>> begin Document extract
Thursday, May 25, 2017

Casinopalooza 2: Homeward Bound, a Restaurant Review

Let the record show that having Genius as a passenger did nothing to alter Hick's driving style. He made no effort to conceal the skills that make him a Master Sweaver. My head swayed like a cobra mesmerized by a snake charmer's flute. I really needed a neck brace like those shady rear-end collision victim insurance scammers wear until a crafty private investigator sets off a firecracker behind them and snaps a picture of them turning their head. Or a stack of those copper rings that women in Longneck Village wear for beauty purposes. Just something for support.

Hick is not only a Master Sweaver...he's a squeezer. No, not a geezer, a squeezer! He's not a stomper or a slammer. He squeezes the brakes to stop. Then lets off of them abruptly. So you don't notice too much when he's slowing down and stopping. Then WHAM! Your head snaps back against the headrest when he takes his foot off the brake right before a complete stop, then squeezes that pedal again, with the same let-off. Hick drives me crazy! Heh, heh! Get it?

We hit Genius's College Town at 12:50. Genius was snoozing in the back seat, though how he remained conscious with his own large noggin flopping like a chicken with its noggin removed, I'll never understand. Genius had declared about an hour back down the road that he was not hungry for any lunch, and just wanted to be dropped off at his apartment. Hick, always on the lookout for food that does not come from Val's kitchen, said he wanted to have lunch.
>> end Document extract
>> begin Dataset extract
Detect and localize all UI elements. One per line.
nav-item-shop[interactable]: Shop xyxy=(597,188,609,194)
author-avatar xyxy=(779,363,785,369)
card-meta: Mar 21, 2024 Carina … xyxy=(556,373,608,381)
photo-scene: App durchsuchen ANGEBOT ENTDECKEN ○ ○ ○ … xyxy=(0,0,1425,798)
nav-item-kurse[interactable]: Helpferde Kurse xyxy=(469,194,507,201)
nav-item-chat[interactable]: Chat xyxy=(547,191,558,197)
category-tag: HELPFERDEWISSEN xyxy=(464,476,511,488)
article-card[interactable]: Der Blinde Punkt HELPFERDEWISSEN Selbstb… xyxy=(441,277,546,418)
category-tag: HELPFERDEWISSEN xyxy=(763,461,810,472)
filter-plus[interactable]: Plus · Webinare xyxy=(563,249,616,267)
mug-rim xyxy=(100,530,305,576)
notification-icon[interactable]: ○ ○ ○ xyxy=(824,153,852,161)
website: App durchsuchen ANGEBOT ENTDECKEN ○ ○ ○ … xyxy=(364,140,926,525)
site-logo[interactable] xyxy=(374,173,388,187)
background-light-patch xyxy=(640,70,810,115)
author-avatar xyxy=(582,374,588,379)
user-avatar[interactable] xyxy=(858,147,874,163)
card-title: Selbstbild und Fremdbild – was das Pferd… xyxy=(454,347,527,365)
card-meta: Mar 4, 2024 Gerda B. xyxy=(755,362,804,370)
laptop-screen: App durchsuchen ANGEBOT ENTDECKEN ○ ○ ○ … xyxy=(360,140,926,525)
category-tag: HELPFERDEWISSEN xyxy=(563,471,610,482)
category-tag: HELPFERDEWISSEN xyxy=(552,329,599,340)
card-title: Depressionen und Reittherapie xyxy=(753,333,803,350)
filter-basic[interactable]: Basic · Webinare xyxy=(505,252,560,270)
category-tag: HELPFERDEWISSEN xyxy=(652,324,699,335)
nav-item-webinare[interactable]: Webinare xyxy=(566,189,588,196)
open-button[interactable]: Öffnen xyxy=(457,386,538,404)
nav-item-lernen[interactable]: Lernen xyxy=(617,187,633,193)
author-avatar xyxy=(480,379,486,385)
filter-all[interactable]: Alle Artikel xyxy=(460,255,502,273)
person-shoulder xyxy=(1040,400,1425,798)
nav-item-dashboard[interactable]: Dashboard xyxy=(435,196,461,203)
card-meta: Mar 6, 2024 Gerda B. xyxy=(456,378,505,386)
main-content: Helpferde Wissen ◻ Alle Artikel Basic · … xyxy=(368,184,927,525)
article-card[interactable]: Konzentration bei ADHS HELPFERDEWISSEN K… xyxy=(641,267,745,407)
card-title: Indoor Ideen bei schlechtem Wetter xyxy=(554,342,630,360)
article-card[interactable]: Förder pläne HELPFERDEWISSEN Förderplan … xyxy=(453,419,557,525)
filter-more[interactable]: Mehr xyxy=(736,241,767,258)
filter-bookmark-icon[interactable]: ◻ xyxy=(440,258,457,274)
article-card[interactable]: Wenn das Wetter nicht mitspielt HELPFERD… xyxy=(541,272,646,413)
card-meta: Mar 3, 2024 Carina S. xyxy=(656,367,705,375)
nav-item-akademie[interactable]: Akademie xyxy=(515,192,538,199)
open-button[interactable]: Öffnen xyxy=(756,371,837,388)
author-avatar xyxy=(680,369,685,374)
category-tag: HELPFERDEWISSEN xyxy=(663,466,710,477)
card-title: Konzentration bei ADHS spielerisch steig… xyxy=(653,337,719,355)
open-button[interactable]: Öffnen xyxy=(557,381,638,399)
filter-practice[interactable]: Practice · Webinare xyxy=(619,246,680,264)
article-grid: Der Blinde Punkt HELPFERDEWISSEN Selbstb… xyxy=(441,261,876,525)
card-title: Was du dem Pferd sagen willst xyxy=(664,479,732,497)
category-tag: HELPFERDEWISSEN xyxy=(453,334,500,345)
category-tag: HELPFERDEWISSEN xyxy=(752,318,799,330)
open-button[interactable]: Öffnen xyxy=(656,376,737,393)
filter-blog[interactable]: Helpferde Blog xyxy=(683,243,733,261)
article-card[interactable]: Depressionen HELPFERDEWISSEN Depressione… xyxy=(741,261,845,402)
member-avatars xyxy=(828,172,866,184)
>> end Dataset extract
Exercise brief: Please give the time at which the travelers reached Genius's College Town, according to the restaurant review.

Worked solution: 12:50